▶ EXERCISE DIRECTIONS: Work out how many lines of the data hold the string "mezi", and reply with that number alone.

┌─ INFORMATION GIVEN

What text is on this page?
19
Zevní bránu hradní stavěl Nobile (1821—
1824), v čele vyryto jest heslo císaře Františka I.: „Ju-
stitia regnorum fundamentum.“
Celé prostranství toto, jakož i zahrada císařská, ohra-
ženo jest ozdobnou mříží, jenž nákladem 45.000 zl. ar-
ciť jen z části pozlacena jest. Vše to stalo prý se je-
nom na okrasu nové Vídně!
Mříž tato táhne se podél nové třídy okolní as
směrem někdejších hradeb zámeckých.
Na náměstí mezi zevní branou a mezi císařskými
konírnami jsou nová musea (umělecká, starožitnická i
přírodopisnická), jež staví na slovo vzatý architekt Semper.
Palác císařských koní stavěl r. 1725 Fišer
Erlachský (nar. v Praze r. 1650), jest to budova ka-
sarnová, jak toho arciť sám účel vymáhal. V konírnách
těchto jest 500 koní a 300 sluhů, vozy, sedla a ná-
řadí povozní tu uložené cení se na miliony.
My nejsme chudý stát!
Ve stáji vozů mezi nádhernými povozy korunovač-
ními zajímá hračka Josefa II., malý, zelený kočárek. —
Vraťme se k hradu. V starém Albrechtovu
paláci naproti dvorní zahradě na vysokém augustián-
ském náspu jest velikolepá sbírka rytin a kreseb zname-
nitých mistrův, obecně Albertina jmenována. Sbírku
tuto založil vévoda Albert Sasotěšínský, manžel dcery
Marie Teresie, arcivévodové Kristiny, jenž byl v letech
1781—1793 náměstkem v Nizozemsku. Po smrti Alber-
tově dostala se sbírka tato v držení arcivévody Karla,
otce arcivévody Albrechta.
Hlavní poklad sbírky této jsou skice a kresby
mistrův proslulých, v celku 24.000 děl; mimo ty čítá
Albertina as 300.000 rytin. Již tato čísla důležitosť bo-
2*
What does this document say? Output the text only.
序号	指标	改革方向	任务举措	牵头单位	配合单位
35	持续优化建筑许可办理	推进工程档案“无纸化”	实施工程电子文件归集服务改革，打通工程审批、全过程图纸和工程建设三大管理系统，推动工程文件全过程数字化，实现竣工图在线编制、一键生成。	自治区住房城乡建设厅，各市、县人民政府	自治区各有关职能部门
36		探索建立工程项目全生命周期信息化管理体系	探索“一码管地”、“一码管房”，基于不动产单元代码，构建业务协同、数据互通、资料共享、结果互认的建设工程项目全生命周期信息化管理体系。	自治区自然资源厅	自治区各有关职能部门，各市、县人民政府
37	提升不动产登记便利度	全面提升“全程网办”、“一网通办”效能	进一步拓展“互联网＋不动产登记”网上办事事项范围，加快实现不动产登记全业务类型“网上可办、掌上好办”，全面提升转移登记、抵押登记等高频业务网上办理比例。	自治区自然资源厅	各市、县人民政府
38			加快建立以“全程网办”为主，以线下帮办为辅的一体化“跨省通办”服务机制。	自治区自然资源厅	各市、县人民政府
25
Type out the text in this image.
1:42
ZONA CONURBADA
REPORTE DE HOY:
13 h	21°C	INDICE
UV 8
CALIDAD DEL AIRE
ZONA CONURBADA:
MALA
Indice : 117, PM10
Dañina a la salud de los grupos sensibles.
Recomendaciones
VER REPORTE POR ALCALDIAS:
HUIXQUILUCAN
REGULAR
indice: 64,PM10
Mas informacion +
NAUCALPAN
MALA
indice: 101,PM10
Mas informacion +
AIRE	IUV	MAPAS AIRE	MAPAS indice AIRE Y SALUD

└─

▶ WRITTEN SOLUTION: 2